=== Your goal ===
Of all the lines in the records below, how many hold the word "message"? Give the number alone.

-- Start of Supplied entries --

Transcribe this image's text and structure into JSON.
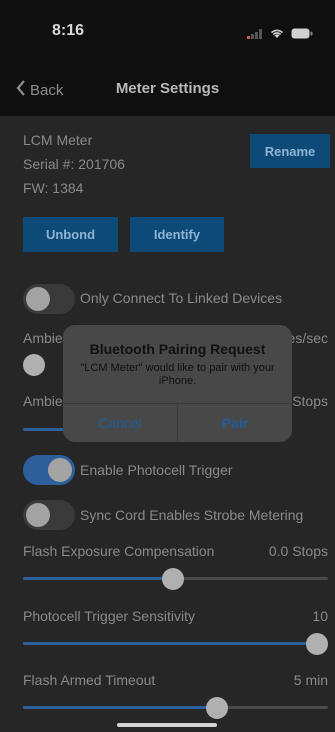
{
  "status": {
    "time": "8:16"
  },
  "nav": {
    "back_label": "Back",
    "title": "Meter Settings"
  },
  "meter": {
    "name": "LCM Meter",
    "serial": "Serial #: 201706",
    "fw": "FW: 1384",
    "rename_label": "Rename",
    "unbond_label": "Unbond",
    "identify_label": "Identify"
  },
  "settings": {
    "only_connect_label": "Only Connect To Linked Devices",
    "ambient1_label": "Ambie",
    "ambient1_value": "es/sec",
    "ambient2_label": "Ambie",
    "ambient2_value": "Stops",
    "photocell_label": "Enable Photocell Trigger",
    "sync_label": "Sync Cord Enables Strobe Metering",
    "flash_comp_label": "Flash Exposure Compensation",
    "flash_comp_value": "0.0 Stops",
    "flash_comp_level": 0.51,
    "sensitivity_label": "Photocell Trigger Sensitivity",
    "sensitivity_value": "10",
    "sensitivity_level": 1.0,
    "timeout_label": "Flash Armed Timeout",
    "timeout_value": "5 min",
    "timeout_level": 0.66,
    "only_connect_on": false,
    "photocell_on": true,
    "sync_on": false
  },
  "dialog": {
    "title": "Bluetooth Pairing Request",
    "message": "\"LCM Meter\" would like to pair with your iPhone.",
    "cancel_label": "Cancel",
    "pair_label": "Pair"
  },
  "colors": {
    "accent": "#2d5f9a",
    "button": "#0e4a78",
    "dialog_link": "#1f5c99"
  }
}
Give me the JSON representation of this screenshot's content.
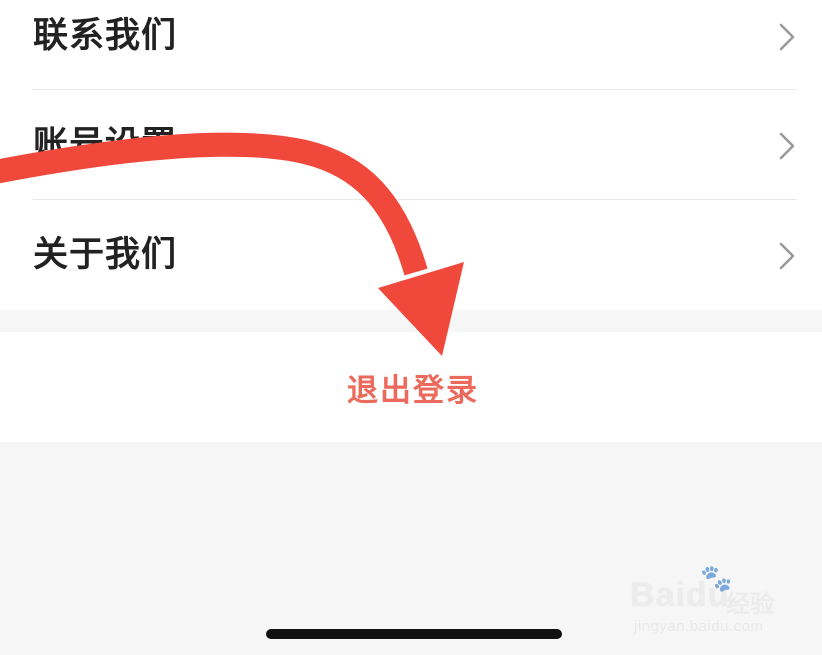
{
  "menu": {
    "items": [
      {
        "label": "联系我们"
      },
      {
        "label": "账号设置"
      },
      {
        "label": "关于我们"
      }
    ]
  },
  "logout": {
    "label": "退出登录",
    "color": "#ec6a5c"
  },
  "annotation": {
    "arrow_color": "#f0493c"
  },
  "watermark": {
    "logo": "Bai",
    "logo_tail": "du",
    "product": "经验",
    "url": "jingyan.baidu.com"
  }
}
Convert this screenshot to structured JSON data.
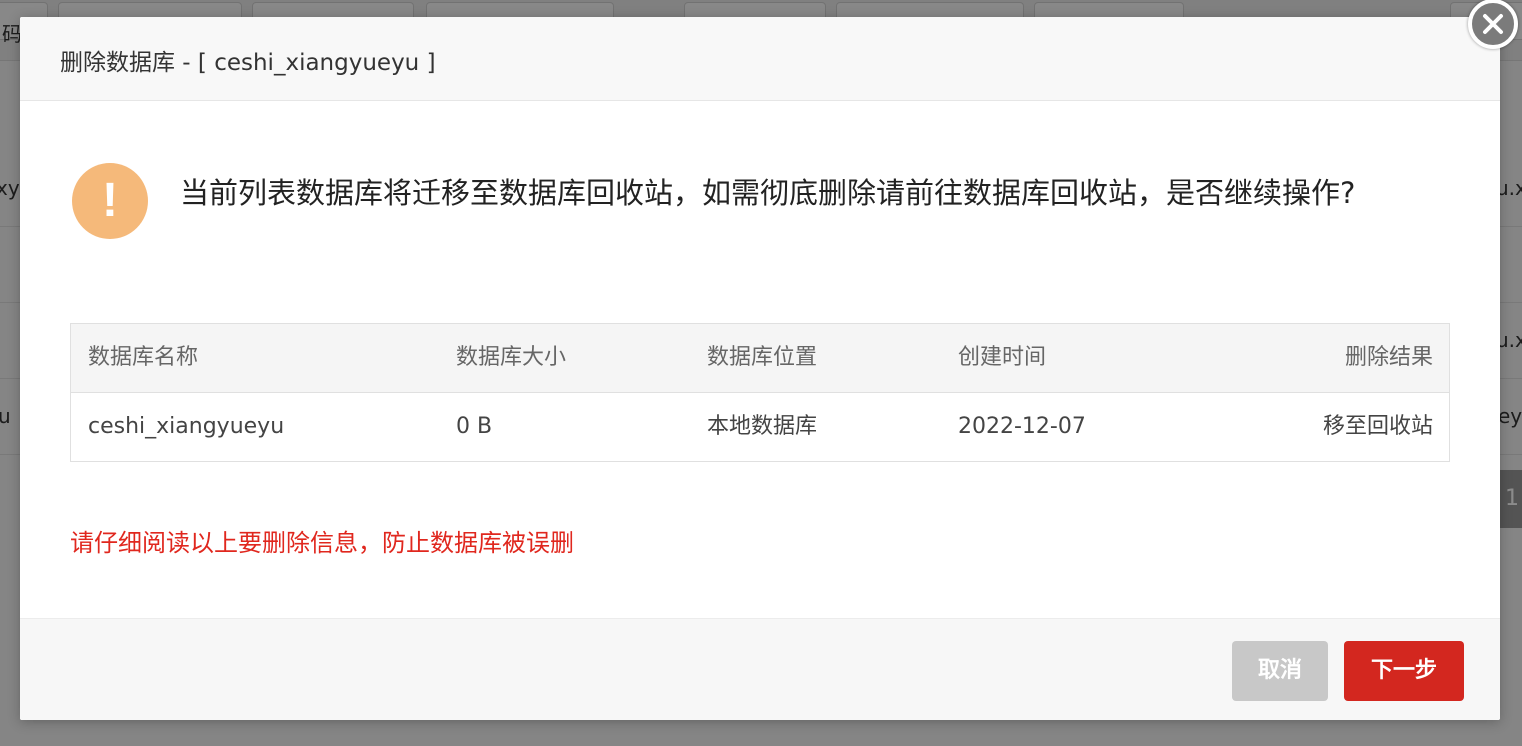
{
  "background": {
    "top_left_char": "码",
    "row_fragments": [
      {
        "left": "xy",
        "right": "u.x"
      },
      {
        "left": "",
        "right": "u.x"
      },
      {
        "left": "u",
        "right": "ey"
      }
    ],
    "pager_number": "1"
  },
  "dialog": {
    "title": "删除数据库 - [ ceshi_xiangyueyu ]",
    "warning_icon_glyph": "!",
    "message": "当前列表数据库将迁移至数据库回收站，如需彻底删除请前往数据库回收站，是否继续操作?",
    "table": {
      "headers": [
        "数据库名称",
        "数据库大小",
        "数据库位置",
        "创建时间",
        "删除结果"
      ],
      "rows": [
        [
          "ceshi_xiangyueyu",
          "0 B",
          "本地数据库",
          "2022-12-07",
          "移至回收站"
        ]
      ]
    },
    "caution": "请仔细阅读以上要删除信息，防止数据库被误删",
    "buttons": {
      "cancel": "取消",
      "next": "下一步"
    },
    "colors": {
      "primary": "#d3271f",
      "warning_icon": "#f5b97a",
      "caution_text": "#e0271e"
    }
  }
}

-- End of Supplied entries --

=== Complete output ===
2